**OBJECTIVE:** Extract and list every line that contains the word "шелкомъ".

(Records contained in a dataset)
## START

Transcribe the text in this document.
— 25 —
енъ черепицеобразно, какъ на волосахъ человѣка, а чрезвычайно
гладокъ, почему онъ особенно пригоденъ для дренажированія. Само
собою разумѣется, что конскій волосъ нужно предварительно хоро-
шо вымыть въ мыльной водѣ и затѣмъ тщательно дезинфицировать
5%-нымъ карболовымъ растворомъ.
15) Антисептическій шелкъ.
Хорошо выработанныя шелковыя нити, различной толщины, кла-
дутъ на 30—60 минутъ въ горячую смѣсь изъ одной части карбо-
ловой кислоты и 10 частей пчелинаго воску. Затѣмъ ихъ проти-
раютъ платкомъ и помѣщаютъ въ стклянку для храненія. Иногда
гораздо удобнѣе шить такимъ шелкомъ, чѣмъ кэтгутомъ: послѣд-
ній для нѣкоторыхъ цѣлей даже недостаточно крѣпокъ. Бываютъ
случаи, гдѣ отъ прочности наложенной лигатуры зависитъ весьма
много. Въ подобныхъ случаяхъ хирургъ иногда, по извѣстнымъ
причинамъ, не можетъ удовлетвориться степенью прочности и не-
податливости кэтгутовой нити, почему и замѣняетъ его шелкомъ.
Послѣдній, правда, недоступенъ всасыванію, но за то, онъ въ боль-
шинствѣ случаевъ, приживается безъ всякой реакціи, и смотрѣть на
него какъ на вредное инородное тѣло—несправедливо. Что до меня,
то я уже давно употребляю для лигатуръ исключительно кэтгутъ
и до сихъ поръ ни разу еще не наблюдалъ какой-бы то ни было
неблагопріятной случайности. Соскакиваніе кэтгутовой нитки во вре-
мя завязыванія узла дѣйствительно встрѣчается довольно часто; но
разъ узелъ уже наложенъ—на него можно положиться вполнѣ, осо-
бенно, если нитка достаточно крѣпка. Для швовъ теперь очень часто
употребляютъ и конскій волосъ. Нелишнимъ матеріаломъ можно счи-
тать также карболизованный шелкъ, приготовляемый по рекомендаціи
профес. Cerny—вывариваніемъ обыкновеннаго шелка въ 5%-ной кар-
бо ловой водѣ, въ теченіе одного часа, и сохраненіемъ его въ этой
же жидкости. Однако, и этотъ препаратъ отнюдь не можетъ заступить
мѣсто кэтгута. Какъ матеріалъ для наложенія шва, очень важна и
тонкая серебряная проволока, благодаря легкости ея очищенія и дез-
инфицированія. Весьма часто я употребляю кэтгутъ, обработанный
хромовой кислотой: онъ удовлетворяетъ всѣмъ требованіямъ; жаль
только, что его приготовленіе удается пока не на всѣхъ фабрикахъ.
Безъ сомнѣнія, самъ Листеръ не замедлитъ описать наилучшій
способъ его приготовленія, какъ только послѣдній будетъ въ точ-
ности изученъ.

## END

**EXERCISE ANSWER:**
гораздо удобнѣе шить такимъ шелкомъ, чѣмъ кэтгутомъ: послѣд-
податливости кэтгутовой нити, почему и замѣняетъ его шелкомъ.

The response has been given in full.